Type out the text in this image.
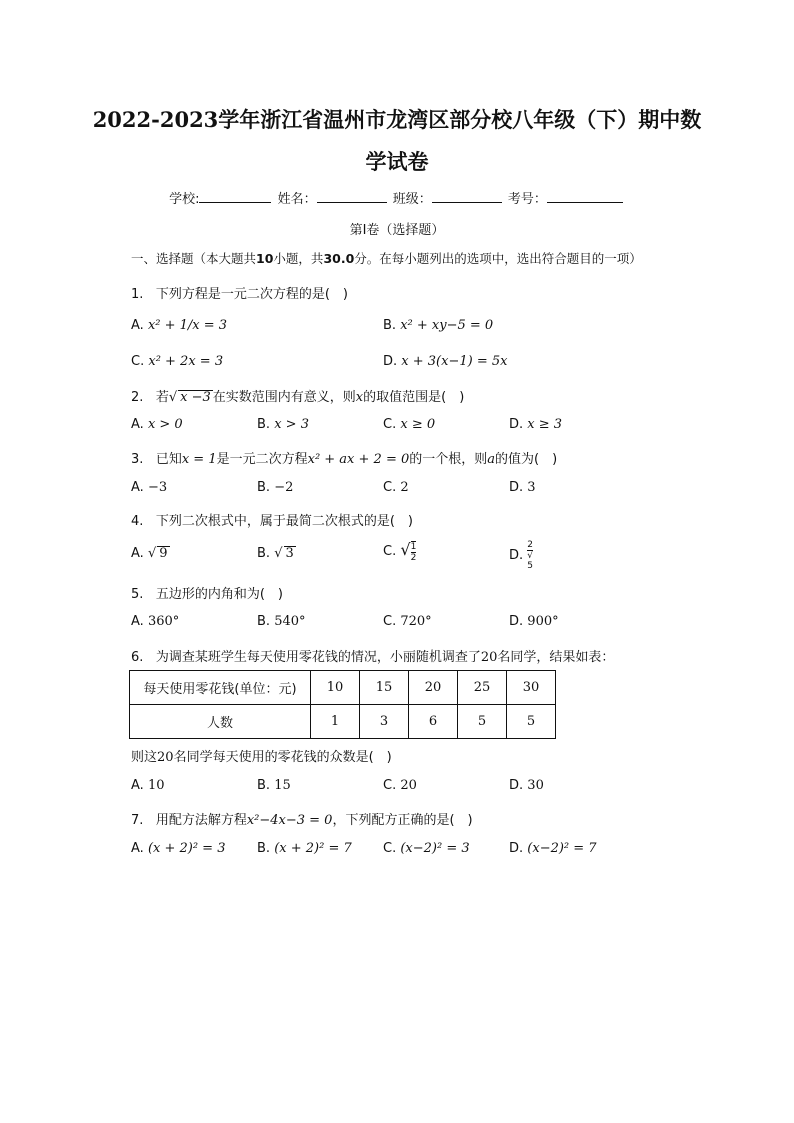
2022-2023学年浙江省温州市龙湾区部分校八年级（下）期中数
学试卷
学校:	姓名：	班级：	考号：
第I卷（选择题）
一、选择题（本大题共10小题，共30.0分。在每小题列出的选项中，选出符合题目的一项）
1. 下列方程是一元二次方程的是(　)
A. x² + 1/x = 3	B. x² + xy−5 = 0
C. x² + 2x = 3	D. x + 3(x−1) = 5x
2. 若√ x −3 在实数范围内有意义，则x的取值范围是(　)
A. x > 0	B. x > 3	C. x ≥ 0	D. x ≥ 3
3. 已知x = 1是一元二次方程x² + ax + 2 = 0的一个根，则a的值为(　)
A. −3	B. −2	C. 2	D. 3
4. 下列二次根式中，属于最简二次根式的是(　)
A. √ 9	B. √ 3	C. √ $\frac{1}{2}$	D. 2
√
5
5. 五边形的内角和为(　)
A. 360°	B. 540°	C. 720°	D. 900°
6. 为调查某班学生每天使用零花钱的情况，小丽随机调查了20名同学，结果如表：
每天使用零花钱(单位：元)	10	15	20	25	30
人数	1	3	6	5	5
则这20名同学每天使用的零花钱的众数是(　)
A. 10	B. 15	C. 20	D. 30
7. 用配方法解方程x²−4x−3 = 0，下列配方正确的是(　)
A. (x + 2)² = 3 B. (x + 2)² = 7 C. (x−2)² = 3	D. (x−2)² = 7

★ ★ ★

> [Task to carry out]: Every record above should be transcribed exactly; the pictures stay out of the copy.

> [Solution below]:
Type out the text in this image.
2022-2023学年浙江省温州市龙湾区部分校八年级（下）期中数
学试卷
学校:	姓名：	班级：	考号：
第I卷（选择题）
一、选择题（本大题共10小题，共30.0分。在每小题列出的选项中，选出符合题目的一项）
1. 下列方程是一元二次方程的是(　)
A. x² + 1/x = 3	B. x² + xy−5 = 0
C. x² + 2x = 3	D. x + 3(x−1) = 5x
2. 若√ x −3 在实数范围内有意义，则x的取值范围是(　)
A. x > 0	B. x > 3	C. x ≥ 0	D. x ≥ 3
3. 已知x = 1是一元二次方程x² + ax + 2 = 0的一个根，则a的值为(　)
A. −3	B. −2	C. 2	D. 3
4. 下列二次根式中，属于最简二次根式的是(　)
A. √ 9	B. √ 3	C. √ $\frac{1}{2}$	D. 2
√
5
5. 五边形的内角和为(　)
A. 360°	B. 540°	C. 720°	D. 900°
6. 为调查某班学生每天使用零花钱的情况，小丽随机调查了20名同学，结果如表：
每天使用零花钱(单位：元)	10	15	20	25	30
人数	1	3	6	5	5
则这20名同学每天使用的零花钱的众数是(　)
A. 10	B. 15	C. 20	D. 30
7. 用配方法解方程x²−4x−3 = 0，下列配方正确的是(　)
A. (x + 2)² = 3 B. (x + 2)² = 7 C. (x−2)² = 3	D. (x−2)² = 7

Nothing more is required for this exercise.